#### Input records
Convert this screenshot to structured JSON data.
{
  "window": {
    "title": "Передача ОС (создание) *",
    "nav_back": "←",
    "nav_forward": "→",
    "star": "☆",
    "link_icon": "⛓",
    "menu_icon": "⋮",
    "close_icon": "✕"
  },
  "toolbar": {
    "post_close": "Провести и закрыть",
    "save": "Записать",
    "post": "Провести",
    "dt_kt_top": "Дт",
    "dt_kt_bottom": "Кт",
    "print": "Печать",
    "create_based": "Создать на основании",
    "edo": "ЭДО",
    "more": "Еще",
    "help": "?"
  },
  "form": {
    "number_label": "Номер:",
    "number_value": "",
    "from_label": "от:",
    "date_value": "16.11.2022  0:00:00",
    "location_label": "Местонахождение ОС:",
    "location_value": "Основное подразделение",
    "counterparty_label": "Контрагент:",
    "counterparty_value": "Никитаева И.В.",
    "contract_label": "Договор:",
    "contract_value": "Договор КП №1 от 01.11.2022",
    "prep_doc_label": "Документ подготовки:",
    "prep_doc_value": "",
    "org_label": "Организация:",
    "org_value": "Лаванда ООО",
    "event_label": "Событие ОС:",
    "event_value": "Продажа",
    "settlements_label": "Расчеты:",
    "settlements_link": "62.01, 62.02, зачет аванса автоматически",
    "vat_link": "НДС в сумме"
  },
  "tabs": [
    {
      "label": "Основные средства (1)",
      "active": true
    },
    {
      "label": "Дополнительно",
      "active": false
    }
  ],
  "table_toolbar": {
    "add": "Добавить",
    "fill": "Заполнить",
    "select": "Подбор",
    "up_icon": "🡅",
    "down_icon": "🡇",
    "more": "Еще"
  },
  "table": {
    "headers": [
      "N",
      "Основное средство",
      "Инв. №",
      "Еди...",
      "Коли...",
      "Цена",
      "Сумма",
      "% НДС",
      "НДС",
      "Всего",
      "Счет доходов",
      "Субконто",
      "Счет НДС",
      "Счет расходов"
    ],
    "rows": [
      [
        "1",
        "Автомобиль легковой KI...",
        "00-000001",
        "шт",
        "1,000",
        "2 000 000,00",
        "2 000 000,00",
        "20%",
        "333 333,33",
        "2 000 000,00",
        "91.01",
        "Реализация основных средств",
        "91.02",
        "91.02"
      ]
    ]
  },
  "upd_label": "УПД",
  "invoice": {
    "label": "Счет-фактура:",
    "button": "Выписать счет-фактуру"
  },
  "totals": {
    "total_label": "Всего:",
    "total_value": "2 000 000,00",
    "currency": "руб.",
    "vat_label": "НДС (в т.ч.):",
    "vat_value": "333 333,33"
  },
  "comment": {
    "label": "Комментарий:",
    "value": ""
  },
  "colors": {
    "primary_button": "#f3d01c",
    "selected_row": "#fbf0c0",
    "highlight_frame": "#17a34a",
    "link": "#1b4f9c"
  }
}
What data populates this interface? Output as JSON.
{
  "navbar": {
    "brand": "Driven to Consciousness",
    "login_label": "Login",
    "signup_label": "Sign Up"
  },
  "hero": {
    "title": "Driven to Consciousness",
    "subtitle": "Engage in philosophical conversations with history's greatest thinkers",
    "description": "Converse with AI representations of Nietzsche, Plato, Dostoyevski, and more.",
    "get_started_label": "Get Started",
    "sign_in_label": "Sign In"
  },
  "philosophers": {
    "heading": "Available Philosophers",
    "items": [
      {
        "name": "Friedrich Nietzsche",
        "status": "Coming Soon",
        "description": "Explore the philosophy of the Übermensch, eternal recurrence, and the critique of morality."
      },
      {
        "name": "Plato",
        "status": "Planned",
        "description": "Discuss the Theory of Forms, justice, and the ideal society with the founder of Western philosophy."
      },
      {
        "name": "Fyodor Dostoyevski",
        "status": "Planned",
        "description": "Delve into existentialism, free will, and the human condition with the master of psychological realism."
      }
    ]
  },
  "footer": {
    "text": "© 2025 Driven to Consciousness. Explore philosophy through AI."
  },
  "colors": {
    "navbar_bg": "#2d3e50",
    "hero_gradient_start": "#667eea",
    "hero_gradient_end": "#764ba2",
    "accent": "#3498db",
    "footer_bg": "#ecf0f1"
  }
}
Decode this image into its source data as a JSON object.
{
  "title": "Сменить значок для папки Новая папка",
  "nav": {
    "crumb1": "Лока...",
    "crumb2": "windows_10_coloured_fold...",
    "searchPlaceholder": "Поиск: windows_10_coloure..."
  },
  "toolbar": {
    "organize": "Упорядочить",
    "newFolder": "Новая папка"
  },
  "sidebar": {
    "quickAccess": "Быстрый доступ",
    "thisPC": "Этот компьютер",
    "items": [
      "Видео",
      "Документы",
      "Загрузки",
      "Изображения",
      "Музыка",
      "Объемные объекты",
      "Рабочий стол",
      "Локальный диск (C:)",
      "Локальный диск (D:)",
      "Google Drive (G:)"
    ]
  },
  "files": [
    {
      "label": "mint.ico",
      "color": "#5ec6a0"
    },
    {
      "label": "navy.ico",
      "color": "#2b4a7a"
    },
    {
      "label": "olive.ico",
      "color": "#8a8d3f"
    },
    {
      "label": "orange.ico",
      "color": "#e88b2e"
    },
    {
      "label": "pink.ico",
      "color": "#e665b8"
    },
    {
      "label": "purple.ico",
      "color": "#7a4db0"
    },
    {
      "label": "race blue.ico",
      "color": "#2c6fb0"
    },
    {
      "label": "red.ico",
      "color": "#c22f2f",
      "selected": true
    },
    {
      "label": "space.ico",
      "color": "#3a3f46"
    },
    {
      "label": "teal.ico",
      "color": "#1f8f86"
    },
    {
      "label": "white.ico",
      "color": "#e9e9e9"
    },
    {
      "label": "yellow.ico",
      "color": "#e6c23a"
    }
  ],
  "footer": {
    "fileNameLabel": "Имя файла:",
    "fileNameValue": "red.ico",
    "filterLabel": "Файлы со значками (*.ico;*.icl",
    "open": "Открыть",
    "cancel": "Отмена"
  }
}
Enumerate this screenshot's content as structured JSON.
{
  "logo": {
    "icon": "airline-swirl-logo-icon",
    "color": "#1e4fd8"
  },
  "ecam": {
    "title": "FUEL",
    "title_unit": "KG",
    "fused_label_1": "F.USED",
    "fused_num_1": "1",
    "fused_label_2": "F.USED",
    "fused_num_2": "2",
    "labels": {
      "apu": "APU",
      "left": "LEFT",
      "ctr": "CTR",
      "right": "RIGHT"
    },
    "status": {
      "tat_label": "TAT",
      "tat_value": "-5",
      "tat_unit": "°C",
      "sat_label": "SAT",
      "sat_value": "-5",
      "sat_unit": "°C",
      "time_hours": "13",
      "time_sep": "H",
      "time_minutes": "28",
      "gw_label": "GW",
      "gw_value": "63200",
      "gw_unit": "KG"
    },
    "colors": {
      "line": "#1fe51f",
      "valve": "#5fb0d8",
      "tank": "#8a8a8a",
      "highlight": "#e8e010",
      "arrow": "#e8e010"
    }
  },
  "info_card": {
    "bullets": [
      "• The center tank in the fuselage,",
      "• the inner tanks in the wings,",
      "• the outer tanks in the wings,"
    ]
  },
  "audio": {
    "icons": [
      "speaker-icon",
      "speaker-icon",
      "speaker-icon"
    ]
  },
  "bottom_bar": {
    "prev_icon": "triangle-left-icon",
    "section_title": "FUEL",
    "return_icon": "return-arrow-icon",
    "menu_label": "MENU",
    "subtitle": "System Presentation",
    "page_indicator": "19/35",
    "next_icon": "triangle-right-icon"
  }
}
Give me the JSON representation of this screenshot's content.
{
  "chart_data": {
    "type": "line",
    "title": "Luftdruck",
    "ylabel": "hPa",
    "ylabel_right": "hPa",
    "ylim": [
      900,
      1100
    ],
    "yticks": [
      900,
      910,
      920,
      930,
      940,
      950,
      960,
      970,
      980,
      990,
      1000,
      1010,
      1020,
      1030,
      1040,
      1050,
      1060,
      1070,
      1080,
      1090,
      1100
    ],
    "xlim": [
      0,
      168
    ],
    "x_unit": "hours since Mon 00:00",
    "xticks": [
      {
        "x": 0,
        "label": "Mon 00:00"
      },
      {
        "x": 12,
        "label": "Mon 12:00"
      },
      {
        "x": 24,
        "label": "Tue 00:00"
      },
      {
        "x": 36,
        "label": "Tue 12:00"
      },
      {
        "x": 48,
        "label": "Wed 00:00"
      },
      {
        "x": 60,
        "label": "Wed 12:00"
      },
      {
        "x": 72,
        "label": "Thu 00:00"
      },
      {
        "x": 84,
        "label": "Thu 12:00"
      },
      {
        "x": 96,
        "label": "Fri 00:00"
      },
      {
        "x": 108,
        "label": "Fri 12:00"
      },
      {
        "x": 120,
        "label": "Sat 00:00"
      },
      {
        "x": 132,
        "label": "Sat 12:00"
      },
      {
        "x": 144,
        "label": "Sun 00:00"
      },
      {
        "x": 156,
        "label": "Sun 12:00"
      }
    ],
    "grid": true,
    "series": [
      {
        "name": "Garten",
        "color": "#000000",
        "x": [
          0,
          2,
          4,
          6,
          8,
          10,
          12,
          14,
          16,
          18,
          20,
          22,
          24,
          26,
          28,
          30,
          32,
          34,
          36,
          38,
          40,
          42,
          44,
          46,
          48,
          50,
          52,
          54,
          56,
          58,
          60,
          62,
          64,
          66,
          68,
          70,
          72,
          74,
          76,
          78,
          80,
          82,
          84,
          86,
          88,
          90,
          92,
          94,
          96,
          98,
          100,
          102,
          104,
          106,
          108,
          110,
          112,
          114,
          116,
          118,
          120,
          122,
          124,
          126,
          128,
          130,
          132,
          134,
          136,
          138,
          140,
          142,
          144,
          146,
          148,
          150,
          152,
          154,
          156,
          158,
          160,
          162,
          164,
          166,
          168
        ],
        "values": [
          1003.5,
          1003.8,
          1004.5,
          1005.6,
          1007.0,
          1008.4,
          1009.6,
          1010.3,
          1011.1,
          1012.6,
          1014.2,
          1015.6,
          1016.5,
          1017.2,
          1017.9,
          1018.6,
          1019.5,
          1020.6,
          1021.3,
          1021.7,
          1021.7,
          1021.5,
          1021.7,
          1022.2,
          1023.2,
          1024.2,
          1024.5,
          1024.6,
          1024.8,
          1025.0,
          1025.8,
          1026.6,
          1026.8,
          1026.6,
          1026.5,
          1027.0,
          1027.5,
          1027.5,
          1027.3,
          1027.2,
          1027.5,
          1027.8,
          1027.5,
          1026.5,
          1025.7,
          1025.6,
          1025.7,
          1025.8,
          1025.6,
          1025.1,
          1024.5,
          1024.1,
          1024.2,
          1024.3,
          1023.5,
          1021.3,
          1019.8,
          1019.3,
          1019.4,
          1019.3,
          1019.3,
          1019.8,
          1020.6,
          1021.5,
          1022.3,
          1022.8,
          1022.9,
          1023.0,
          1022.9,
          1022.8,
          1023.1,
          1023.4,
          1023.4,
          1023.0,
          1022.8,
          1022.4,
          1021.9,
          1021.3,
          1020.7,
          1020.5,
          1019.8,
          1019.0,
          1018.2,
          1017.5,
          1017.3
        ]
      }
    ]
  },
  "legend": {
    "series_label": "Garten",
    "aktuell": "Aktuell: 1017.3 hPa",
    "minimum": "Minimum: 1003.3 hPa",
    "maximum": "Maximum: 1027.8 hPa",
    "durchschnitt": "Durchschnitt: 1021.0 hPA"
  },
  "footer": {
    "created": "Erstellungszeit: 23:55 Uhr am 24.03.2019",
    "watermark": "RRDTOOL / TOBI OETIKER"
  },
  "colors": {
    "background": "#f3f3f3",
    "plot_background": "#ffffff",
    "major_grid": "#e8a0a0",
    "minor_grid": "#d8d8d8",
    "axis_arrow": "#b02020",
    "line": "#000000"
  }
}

#### Task requirements
Go through the records above, find every line with the word "philosophy", and list those lines.

#### Task answer
        "description": "Explore the philosophy of the Übermensch, eternal recurrence, and the critique of morality."
        "description": "Discuss the Theory of Forms, justice, and the ideal society with the founder of Western philosophy."
    "text": "© 2025 Driven to Consciousness. Explore philosophy through AI."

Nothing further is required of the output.